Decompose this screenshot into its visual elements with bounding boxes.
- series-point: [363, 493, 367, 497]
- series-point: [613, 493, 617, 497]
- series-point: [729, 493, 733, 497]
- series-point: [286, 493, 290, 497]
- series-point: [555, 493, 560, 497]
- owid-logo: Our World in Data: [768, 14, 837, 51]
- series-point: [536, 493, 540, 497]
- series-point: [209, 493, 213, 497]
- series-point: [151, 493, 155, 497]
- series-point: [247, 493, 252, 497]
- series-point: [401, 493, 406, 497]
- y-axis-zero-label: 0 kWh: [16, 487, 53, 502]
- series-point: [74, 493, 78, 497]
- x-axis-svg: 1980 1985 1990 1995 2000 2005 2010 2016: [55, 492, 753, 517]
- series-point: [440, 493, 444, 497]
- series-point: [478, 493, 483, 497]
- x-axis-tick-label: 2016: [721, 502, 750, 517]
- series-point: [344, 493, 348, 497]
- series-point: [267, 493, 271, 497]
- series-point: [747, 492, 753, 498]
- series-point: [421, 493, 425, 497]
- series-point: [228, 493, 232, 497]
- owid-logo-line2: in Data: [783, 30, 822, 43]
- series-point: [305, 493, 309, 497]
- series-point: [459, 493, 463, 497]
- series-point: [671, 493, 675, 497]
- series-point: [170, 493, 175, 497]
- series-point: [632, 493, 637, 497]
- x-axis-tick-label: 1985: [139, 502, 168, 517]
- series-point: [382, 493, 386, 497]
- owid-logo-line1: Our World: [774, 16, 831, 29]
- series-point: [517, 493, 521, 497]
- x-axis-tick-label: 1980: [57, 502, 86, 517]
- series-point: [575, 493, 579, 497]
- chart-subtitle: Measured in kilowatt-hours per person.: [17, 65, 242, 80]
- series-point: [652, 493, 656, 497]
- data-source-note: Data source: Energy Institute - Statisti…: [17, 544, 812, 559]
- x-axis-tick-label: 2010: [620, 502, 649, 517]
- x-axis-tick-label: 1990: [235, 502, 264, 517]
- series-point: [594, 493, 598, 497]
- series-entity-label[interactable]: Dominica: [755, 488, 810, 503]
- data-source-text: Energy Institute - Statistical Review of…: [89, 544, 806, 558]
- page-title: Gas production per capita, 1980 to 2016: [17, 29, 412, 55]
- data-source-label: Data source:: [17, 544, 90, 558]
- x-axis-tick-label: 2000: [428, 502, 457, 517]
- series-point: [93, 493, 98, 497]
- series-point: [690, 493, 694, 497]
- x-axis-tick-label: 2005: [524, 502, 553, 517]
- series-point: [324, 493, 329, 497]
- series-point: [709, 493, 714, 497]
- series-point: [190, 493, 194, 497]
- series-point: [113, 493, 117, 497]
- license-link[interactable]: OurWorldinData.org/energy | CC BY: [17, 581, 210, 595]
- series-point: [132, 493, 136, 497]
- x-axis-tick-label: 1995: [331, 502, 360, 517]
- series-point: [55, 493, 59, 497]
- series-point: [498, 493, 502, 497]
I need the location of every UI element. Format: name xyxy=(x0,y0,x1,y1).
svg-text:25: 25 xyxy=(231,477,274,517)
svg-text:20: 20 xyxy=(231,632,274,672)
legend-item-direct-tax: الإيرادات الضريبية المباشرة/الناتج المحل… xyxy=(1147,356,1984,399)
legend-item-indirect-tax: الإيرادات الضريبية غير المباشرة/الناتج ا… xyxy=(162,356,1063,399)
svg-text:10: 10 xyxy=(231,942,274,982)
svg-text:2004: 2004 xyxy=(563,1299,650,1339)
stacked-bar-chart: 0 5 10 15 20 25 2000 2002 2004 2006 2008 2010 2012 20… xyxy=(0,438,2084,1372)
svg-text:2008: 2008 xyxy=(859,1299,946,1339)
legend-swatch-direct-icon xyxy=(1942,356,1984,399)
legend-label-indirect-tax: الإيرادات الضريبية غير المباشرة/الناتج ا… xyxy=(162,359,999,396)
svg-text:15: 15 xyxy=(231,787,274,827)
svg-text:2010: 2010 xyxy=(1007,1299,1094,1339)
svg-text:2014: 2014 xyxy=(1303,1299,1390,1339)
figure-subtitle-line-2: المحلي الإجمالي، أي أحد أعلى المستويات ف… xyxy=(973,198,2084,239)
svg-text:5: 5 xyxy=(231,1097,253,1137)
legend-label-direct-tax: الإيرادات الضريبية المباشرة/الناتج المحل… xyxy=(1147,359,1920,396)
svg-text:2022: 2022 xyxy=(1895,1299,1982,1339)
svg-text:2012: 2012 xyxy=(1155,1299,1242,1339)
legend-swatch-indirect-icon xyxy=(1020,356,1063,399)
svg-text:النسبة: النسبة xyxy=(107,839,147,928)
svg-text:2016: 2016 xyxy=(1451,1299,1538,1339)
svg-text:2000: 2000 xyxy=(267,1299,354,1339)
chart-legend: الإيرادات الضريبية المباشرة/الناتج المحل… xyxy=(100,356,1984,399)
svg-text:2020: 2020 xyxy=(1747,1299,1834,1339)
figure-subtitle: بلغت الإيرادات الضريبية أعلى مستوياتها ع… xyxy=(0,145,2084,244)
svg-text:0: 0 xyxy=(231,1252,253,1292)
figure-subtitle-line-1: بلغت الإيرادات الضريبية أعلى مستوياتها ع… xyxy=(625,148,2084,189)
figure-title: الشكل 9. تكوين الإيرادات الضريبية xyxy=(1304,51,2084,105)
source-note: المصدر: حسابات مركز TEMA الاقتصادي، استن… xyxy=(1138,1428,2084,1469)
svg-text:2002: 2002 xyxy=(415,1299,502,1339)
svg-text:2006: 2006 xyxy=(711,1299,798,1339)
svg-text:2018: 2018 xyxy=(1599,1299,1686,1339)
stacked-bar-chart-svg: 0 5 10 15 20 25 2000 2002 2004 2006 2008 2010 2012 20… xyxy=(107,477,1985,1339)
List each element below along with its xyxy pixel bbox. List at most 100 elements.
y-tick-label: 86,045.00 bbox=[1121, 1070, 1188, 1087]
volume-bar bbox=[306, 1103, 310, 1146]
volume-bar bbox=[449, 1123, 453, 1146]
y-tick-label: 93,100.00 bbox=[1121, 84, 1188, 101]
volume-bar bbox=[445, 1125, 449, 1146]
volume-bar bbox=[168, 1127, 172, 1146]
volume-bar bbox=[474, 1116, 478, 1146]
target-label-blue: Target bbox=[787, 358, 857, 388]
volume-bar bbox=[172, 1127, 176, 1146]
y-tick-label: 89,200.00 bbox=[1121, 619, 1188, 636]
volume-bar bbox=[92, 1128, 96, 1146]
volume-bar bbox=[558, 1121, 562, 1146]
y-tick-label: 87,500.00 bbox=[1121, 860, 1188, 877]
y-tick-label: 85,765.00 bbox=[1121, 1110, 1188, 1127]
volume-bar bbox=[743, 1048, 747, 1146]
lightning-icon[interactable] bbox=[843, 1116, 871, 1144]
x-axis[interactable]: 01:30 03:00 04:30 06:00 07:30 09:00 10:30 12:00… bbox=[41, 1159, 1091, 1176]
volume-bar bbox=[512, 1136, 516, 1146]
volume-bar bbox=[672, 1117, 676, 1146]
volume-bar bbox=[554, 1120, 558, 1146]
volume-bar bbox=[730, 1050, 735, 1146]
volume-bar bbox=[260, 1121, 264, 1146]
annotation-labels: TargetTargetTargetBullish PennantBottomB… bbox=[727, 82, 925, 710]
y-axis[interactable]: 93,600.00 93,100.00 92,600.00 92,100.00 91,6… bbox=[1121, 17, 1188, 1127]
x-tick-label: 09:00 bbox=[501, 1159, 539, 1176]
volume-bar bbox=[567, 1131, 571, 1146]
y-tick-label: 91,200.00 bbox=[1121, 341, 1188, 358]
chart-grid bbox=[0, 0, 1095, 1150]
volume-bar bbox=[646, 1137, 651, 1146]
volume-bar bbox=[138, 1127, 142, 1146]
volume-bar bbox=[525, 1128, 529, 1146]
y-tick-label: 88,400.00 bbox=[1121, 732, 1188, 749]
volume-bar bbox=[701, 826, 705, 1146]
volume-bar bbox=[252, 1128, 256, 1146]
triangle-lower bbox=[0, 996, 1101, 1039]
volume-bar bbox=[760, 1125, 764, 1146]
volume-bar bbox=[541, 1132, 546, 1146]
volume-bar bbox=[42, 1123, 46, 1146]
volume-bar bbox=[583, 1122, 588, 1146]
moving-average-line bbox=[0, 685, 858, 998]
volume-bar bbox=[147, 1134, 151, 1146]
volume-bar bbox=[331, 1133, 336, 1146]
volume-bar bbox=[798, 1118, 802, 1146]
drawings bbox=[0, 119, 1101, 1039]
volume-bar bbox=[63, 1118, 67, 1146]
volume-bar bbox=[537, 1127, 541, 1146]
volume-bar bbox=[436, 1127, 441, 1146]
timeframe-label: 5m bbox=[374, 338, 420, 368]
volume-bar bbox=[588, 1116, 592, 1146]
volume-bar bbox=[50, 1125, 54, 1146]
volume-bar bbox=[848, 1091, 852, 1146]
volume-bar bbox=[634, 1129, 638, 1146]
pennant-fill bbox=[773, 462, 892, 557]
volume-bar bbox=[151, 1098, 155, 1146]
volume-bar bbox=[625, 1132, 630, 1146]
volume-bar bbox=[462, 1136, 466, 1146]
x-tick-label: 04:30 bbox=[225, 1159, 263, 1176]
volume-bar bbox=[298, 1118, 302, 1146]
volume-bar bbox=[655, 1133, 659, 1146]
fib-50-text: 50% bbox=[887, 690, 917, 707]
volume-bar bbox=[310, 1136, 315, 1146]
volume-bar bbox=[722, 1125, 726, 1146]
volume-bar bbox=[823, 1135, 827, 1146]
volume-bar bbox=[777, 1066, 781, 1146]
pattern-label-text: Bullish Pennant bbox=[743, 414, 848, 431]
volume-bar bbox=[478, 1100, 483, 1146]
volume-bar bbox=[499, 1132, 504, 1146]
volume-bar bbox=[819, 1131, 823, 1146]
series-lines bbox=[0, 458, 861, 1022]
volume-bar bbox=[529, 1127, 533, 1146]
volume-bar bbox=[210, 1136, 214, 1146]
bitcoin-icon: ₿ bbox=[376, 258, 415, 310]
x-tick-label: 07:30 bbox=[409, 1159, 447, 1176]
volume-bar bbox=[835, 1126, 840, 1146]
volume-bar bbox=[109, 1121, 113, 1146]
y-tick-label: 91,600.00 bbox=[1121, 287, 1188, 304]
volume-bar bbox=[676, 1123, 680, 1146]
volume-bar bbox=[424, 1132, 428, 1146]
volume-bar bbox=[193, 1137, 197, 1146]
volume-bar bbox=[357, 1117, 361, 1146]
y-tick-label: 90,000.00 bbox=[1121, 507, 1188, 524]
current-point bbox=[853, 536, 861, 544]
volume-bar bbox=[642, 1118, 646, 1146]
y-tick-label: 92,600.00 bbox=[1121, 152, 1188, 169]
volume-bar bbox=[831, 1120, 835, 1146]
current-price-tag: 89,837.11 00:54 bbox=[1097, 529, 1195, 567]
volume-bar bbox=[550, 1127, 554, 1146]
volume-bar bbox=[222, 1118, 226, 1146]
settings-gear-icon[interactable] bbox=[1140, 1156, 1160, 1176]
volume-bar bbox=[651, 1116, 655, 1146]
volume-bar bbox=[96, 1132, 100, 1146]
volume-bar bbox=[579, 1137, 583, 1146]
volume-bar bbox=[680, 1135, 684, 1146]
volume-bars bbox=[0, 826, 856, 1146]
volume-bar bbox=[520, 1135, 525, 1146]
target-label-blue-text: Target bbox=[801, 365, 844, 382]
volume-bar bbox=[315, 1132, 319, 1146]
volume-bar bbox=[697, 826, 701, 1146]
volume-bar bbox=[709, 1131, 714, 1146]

════

- WHAT YOU WILL DO
Reproduce the material verbatim, starting at its very first line and ending at the line that contains "- series-point: [575, 493, 579, 497]", with both of those lines included.

- FINISHED EXERCISE
Decompose this screenshot into its visual elements with bounding boxes.
- series-point: [363, 493, 367, 497]
- series-point: [613, 493, 617, 497]
- series-point: [729, 493, 733, 497]
- series-point: [286, 493, 290, 497]
- series-point: [555, 493, 560, 497]
- owid-logo: Our World in Data: [768, 14, 837, 51]
- series-point: [536, 493, 540, 497]
- series-point: [209, 493, 213, 497]
- series-point: [151, 493, 155, 497]
- series-point: [247, 493, 252, 497]
- series-point: [401, 493, 406, 497]
- y-axis-zero-label: 0 kWh: [16, 487, 53, 502]
- series-point: [74, 493, 78, 497]
- x-axis-svg: 1980 1985 1990 1995 2000 2005 2010 2016: [55, 492, 753, 517]
- series-point: [440, 493, 444, 497]
- series-point: [478, 493, 483, 497]
- x-axis-tick-label: 2016: [721, 502, 750, 517]
- series-point: [344, 493, 348, 497]
- series-point: [267, 493, 271, 497]
- series-point: [747, 492, 753, 498]
- series-point: [421, 493, 425, 497]
- series-point: [228, 493, 232, 497]
- owid-logo-line2: in Data: [783, 30, 822, 43]
- series-point: [305, 493, 309, 497]
- series-point: [459, 493, 463, 497]
- series-point: [671, 493, 675, 497]
- series-point: [170, 493, 175, 497]
- series-point: [632, 493, 637, 497]
- x-axis-tick-label: 1985: [139, 502, 168, 517]
- series-point: [382, 493, 386, 497]
- owid-logo-line1: Our World: [774, 16, 831, 29]
- series-point: [517, 493, 521, 497]
- x-axis-tick-label: 1980: [57, 502, 86, 517]
- series-point: [575, 493, 579, 497]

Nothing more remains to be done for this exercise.